_Exercise description_.
Copy everything in the listing below word for word, apart from any images.

_Entries supplied_.
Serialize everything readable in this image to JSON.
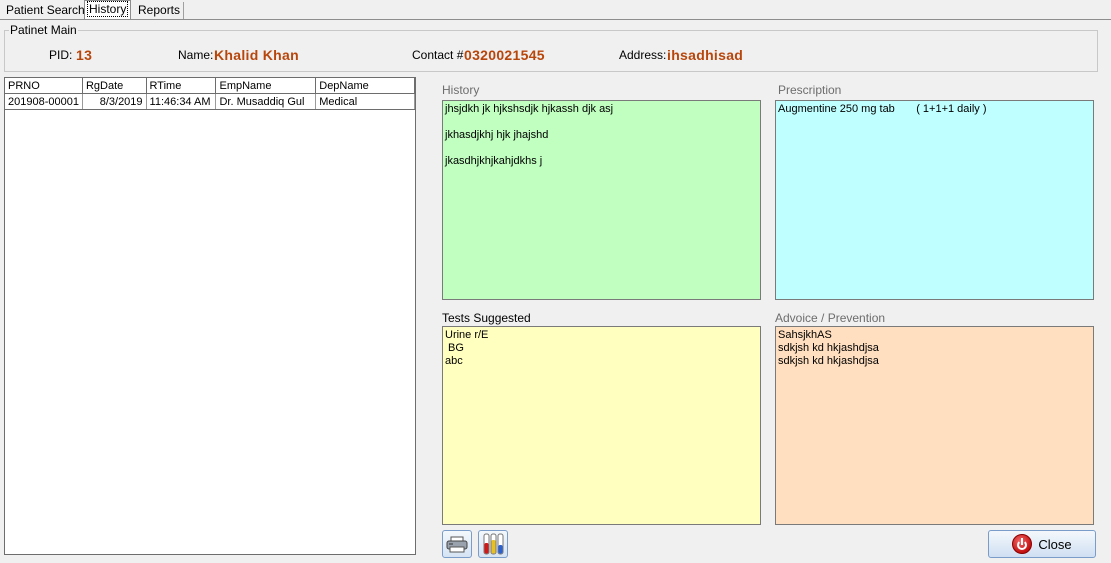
{
  "tabs": [
    {
      "label": "Patient Search"
    },
    {
      "label": "History"
    },
    {
      "label": "Reports"
    }
  ],
  "patient": {
    "group_title": "Patinet Main",
    "pid_label": "PID:",
    "pid": "13",
    "name_label": "Name:",
    "name": "Khalid Khan",
    "contact_label": "Contact #",
    "contact": "0320021545",
    "address_label": "Address:",
    "address": "ihsadhisad"
  },
  "grid": {
    "columns": [
      "PRNO",
      "RgDate",
      "RTime",
      "EmpName",
      "DepName"
    ],
    "rows": [
      {
        "prno": "201908-00001",
        "rgdate": "8/3/2019",
        "rtime": "11:46:34 AM",
        "empname": "Dr. Musaddiq Gul",
        "depname": "Medical"
      }
    ]
  },
  "history": {
    "label": "History",
    "text": "jhsjdkh jk hjkshsdjk hjkassh djk asj\n\njkhasdjkhj hjk jhajshd\n\njkasdhjkhjkahjdkhs j"
  },
  "prescription": {
    "label": "Prescription",
    "text": "Augmentine 250 mg tab       ( 1+1+1 daily )"
  },
  "tests": {
    "label": "Tests Suggested",
    "text": "Urine r/E\n BG\nabc"
  },
  "advice": {
    "label": "Advoice / Prevention",
    "text": "SahsjkhAS\nsdkjsh kd hkjashdjsa\nsdkjsh kd hkjashdjsa"
  },
  "buttons": {
    "print_icon": "printer-icon",
    "lab_icon": "test-tubes-icon",
    "close_label": "Close",
    "close_icon": "power-icon"
  },
  "colors": {
    "value_text": "#b8460b",
    "history_bg": "#c0ffc0",
    "prescription_bg": "#c0ffff",
    "tests_bg": "#ffffc0",
    "advice_bg": "#ffdfc0"
  }
}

_Written reply_.
Serialize everything readable in this image to JSON.
{
  "tabs": [
    {
      "label": "Patient Search"
    },
    {
      "label": "History"
    },
    {
      "label": "Reports"
    }
  ],
  "patient": {
    "group_title": "Patinet Main",
    "pid_label": "PID:",
    "pid": "13",
    "name_label": "Name:",
    "name": "Khalid Khan",
    "contact_label": "Contact #",
    "contact": "0320021545",
    "address_label": "Address:",
    "address": "ihsadhisad"
  },
  "grid": {
    "columns": [
      "PRNO",
      "RgDate",
      "RTime",
      "EmpName",
      "DepName"
    ],
    "rows": [
      {
        "prno": "201908-00001",
        "rgdate": "8/3/2019",
        "rtime": "11:46:34 AM",
        "empname": "Dr. Musaddiq Gul",
        "depname": "Medical"
      }
    ]
  },
  "history": {
    "label": "History",
    "text": "jhsjdkh jk hjkshsdjk hjkassh djk asj\n\njkhasdjkhj hjk jhajshd\n\njkasdhjkhjkahjdkhs j"
  },
  "prescription": {
    "label": "Prescription",
    "text": "Augmentine 250 mg tab       ( 1+1+1 daily )"
  },
  "tests": {
    "label": "Tests Suggested",
    "text": "Urine r/E\n BG\nabc"
  },
  "advice": {
    "label": "Advoice / Prevention",
    "text": "SahsjkhAS\nsdkjsh kd hkjashdjsa\nsdkjsh kd hkjashdjsa"
  },
  "buttons": {
    "print_icon": "printer-icon",
    "lab_icon": "test-tubes-icon",
    "close_label": "Close",
    "close_icon": "power-icon"
  },
  "colors": {
    "value_text": "#b8460b",
    "history_bg": "#c0ffc0",
    "prescription_bg": "#c0ffff",
    "tests_bg": "#ffffc0",
    "advice_bg": "#ffdfc0"
  }
}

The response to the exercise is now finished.